Write out every entry word for word.

* WORKING DATA
»»

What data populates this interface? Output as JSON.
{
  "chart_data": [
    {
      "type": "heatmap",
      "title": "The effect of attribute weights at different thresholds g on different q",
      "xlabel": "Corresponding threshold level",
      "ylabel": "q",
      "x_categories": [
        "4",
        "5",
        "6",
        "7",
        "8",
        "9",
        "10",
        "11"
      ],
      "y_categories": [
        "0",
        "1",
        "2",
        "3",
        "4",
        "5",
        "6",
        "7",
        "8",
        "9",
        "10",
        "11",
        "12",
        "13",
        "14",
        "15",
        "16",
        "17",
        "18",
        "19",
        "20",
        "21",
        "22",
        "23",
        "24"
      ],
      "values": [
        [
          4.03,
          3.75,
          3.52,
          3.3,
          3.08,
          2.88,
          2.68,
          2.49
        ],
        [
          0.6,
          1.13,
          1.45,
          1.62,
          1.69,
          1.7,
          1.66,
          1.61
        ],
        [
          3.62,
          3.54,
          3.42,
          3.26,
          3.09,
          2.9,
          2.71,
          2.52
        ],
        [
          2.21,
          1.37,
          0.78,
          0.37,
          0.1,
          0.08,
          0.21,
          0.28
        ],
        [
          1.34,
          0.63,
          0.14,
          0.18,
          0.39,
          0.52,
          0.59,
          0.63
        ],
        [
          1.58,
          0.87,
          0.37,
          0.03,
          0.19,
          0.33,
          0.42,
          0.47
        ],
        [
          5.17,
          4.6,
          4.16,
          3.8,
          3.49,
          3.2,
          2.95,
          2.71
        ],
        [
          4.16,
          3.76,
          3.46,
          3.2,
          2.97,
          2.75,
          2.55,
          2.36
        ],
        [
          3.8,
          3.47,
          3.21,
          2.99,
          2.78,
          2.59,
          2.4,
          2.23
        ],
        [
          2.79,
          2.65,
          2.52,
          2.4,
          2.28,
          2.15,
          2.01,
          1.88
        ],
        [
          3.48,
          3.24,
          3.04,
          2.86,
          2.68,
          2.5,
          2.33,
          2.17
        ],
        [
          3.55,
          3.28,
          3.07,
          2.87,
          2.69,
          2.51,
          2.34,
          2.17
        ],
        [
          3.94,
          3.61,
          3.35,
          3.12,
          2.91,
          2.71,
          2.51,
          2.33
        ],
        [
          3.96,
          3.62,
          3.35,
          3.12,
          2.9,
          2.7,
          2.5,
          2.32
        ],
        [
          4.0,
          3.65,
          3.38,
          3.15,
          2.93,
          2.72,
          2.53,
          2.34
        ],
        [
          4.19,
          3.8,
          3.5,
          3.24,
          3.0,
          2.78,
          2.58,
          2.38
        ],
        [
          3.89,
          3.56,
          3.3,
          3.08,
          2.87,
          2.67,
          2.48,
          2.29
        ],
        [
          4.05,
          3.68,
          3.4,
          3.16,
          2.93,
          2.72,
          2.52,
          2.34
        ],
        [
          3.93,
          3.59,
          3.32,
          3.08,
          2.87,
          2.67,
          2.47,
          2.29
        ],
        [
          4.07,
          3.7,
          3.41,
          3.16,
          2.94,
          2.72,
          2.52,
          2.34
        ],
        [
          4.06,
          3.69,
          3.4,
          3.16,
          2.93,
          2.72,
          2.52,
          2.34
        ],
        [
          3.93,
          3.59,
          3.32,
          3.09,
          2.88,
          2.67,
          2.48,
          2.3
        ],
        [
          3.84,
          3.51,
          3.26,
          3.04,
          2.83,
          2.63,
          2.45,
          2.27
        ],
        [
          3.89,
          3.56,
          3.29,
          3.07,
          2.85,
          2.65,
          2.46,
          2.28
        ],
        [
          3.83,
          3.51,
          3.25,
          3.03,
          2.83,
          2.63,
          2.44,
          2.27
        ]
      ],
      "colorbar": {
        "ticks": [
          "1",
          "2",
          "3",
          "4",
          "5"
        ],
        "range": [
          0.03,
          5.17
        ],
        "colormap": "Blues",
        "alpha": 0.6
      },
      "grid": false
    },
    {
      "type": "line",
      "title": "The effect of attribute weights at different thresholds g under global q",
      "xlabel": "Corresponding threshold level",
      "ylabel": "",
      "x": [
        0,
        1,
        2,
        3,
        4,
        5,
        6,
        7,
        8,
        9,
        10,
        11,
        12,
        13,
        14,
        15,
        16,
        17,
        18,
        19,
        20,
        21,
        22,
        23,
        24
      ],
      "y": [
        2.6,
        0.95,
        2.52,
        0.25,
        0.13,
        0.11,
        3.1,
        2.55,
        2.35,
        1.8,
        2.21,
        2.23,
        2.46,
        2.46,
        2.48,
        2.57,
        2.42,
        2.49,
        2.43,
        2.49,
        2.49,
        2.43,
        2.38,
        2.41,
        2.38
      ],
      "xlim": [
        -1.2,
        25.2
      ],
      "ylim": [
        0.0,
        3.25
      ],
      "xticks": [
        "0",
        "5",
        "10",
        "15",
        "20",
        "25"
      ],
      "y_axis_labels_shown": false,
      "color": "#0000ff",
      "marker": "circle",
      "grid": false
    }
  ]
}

««

* SOLUTION FOR THIS PROBLEM
What data populates this interface? Output as JSON.
{
  "chart_data": [
    {
      "type": "heatmap",
      "title": "The effect of attribute weights at different thresholds g on different q",
      "xlabel": "Corresponding threshold level",
      "ylabel": "q",
      "x_categories": [
        "4",
        "5",
        "6",
        "7",
        "8",
        "9",
        "10",
        "11"
      ],
      "y_categories": [
        "0",
        "1",
        "2",
        "3",
        "4",
        "5",
        "6",
        "7",
        "8",
        "9",
        "10",
        "11",
        "12",
        "13",
        "14",
        "15",
        "16",
        "17",
        "18",
        "19",
        "20",
        "21",
        "22",
        "23",
        "24"
      ],
      "values": [
        [
          4.03,
          3.75,
          3.52,
          3.3,
          3.08,
          2.88,
          2.68,
          2.49
        ],
        [
          0.6,
          1.13,
          1.45,
          1.62,
          1.69,
          1.7,
          1.66,
          1.61
        ],
        [
          3.62,
          3.54,
          3.42,
          3.26,
          3.09,
          2.9,
          2.71,
          2.52
        ],
        [
          2.21,
          1.37,
          0.78,
          0.37,
          0.1,
          0.08,
          0.21,
          0.28
        ],
        [
          1.34,
          0.63,
          0.14,
          0.18,
          0.39,
          0.52,
          0.59,
          0.63
        ],
        [
          1.58,
          0.87,
          0.37,
          0.03,
          0.19,
          0.33,
          0.42,
          0.47
        ],
        [
          5.17,
          4.6,
          4.16,
          3.8,
          3.49,
          3.2,
          2.95,
          2.71
        ],
        [
          4.16,
          3.76,
          3.46,
          3.2,
          2.97,
          2.75,
          2.55,
          2.36
        ],
        [
          3.8,
          3.47,
          3.21,
          2.99,
          2.78,
          2.59,
          2.4,
          2.23
        ],
        [
          2.79,
          2.65,
          2.52,
          2.4,
          2.28,
          2.15,
          2.01,
          1.88
        ],
        [
          3.48,
          3.24,
          3.04,
          2.86,
          2.68,
          2.5,
          2.33,
          2.17
        ],
        [
          3.55,
          3.28,
          3.07,
          2.87,
          2.69,
          2.51,
          2.34,
          2.17
        ],
        [
          3.94,
          3.61,
          3.35,
          3.12,
          2.91,
          2.71,
          2.51,
          2.33
        ],
        [
          3.96,
          3.62,
          3.35,
          3.12,
          2.9,
          2.7,
          2.5,
          2.32
        ],
        [
          4.0,
          3.65,
          3.38,
          3.15,
          2.93,
          2.72,
          2.53,
          2.34
        ],
        [
          4.19,
          3.8,
          3.5,
          3.24,
          3.0,
          2.78,
          2.58,
          2.38
        ],
        [
          3.89,
          3.56,
          3.3,
          3.08,
          2.87,
          2.67,
          2.48,
          2.29
        ],
        [
          4.05,
          3.68,
          3.4,
          3.16,
          2.93,
          2.72,
          2.52,
          2.34
        ],
        [
          3.93,
          3.59,
          3.32,
          3.08,
          2.87,
          2.67,
          2.47,
          2.29
        ],
        [
          4.07,
          3.7,
          3.41,
          3.16,
          2.94,
          2.72,
          2.52,
          2.34
        ],
        [
          4.06,
          3.69,
          3.4,
          3.16,
          2.93,
          2.72,
          2.52,
          2.34
        ],
        [
          3.93,
          3.59,
          3.32,
          3.09,
          2.88,
          2.67,
          2.48,
          2.3
        ],
        [
          3.84,
          3.51,
          3.26,
          3.04,
          2.83,
          2.63,
          2.45,
          2.27
        ],
        [
          3.89,
          3.56,
          3.29,
          3.07,
          2.85,
          2.65,
          2.46,
          2.28
        ],
        [
          3.83,
          3.51,
          3.25,
          3.03,
          2.83,
          2.63,
          2.44,
          2.27
        ]
      ],
      "colorbar": {
        "ticks": [
          "1",
          "2",
          "3",
          "4",
          "5"
        ],
        "range": [
          0.03,
          5.17
        ],
        "colormap": "Blues",
        "alpha": 0.6
      },
      "grid": false
    },
    {
      "type": "line",
      "title": "The effect of attribute weights at different thresholds g under global q",
      "xlabel": "Corresponding threshold level",
      "ylabel": "",
      "x": [
        0,
        1,
        2,
        3,
        4,
        5,
        6,
        7,
        8,
        9,
        10,
        11,
        12,
        13,
        14,
        15,
        16,
        17,
        18,
        19,
        20,
        21,
        22,
        23,
        24
      ],
      "y": [
        2.6,
        0.95,
        2.52,
        0.25,
        0.13,
        0.11,
        3.1,
        2.55,
        2.35,
        1.8,
        2.21,
        2.23,
        2.46,
        2.46,
        2.48,
        2.57,
        2.42,
        2.49,
        2.43,
        2.49,
        2.49,
        2.43,
        2.38,
        2.41,
        2.38
      ],
      "xlim": [
        -1.2,
        25.2
      ],
      "ylim": [
        0.0,
        3.25
      ],
      "xticks": [
        "0",
        "5",
        "10",
        "15",
        "20",
        "25"
      ],
      "y_axis_labels_shown": false,
      "color": "#0000ff",
      "marker": "circle",
      "grid": false
    }
  ]
}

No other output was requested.